** WHAT THE TASK ASKS **
Restate the whole listing exactly.

## Begin

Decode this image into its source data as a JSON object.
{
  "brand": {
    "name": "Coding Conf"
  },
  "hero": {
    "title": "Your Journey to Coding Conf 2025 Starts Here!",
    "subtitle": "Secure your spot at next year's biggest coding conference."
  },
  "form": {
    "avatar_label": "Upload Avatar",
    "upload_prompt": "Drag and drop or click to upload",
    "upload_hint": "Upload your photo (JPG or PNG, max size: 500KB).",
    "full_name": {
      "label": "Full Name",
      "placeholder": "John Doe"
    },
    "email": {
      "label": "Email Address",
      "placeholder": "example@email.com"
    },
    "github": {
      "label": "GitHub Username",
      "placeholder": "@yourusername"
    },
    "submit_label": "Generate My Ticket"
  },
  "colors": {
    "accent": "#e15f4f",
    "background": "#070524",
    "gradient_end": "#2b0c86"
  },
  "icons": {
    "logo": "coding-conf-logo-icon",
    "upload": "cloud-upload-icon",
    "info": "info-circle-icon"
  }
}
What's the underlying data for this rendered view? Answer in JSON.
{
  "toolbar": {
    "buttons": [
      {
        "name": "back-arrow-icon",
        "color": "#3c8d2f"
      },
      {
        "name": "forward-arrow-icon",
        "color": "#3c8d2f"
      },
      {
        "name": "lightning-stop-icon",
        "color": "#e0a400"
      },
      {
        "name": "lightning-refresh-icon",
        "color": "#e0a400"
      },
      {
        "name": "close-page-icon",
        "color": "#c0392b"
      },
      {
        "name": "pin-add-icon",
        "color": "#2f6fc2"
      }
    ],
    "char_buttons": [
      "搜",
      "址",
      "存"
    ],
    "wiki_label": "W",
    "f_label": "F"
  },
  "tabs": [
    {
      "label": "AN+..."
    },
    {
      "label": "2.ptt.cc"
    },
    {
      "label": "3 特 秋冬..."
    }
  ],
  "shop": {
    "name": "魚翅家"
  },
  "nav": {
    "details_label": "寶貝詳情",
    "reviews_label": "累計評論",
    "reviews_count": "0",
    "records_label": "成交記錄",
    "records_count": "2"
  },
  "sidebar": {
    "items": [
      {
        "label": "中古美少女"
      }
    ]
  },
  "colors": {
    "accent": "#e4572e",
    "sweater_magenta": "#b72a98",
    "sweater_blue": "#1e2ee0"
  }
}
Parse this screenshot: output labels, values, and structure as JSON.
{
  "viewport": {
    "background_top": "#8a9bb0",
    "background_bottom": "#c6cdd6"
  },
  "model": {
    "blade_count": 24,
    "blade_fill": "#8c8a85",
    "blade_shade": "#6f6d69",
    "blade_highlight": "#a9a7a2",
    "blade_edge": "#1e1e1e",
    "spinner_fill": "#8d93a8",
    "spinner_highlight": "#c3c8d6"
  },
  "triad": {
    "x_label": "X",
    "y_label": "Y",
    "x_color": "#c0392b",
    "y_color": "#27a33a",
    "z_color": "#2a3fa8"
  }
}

## End

** RESPONSE BELOW **
Decode this image into its source data as a JSON object.
{
  "brand": {
    "name": "Coding Conf"
  },
  "hero": {
    "title": "Your Journey to Coding Conf 2025 Starts Here!",
    "subtitle": "Secure your spot at next year's biggest coding conference."
  },
  "form": {
    "avatar_label": "Upload Avatar",
    "upload_prompt": "Drag and drop or click to upload",
    "upload_hint": "Upload your photo (JPG or PNG, max size: 500KB).",
    "full_name": {
      "label": "Full Name",
      "placeholder": "John Doe"
    },
    "email": {
      "label": "Email Address",
      "placeholder": "example@email.com"
    },
    "github": {
      "label": "GitHub Username",
      "placeholder": "@yourusername"
    },
    "submit_label": "Generate My Ticket"
  },
  "colors": {
    "accent": "#e15f4f",
    "background": "#070524",
    "gradient_end": "#2b0c86"
  },
  "icons": {
    "logo": "coding-conf-logo-icon",
    "upload": "cloud-upload-icon",
    "info": "info-circle-icon"
  }
}
What's the underlying data for this rendered view? Answer in JSON.
{
  "toolbar": {
    "buttons": [
      {
        "name": "back-arrow-icon",
        "color": "#3c8d2f"
      },
      {
        "name": "forward-arrow-icon",
        "color": "#3c8d2f"
      },
      {
        "name": "lightning-stop-icon",
        "color": "#e0a400"
      },
      {
        "name": "lightning-refresh-icon",
        "color": "#e0a400"
      },
      {
        "name": "close-page-icon",
        "color": "#c0392b"
      },
      {
        "name": "pin-add-icon",
        "color": "#2f6fc2"
      }
    ],
    "char_buttons": [
      "搜",
      "址",
      "存"
    ],
    "wiki_label": "W",
    "f_label": "F"
  },
  "tabs": [
    {
      "label": "AN+..."
    },
    {
      "label": "2.ptt.cc"
    },
    {
      "label": "3 特 秋冬..."
    }
  ],
  "shop": {
    "name": "魚翅家"
  },
  "nav": {
    "details_label": "寶貝詳情",
    "reviews_label": "累計評論",
    "reviews_count": "0",
    "records_label": "成交記錄",
    "records_count": "2"
  },
  "sidebar": {
    "items": [
      {
        "label": "中古美少女"
      }
    ]
  },
  "colors": {
    "accent": "#e4572e",
    "sweater_magenta": "#b72a98",
    "sweater_blue": "#1e2ee0"
  }
}
Parse this screenshot: output labels, values, and structure as JSON.
{
  "viewport": {
    "background_top": "#8a9bb0",
    "background_bottom": "#c6cdd6"
  },
  "model": {
    "blade_count": 24,
    "blade_fill": "#8c8a85",
    "blade_shade": "#6f6d69",
    "blade_highlight": "#a9a7a2",
    "blade_edge": "#1e1e1e",
    "spinner_fill": "#8d93a8",
    "spinner_highlight": "#c3c8d6"
  },
  "triad": {
    "x_label": "X",
    "y_label": "Y",
    "x_color": "#c0392b",
    "y_color": "#27a33a",
    "z_color": "#2a3fa8"
  }
}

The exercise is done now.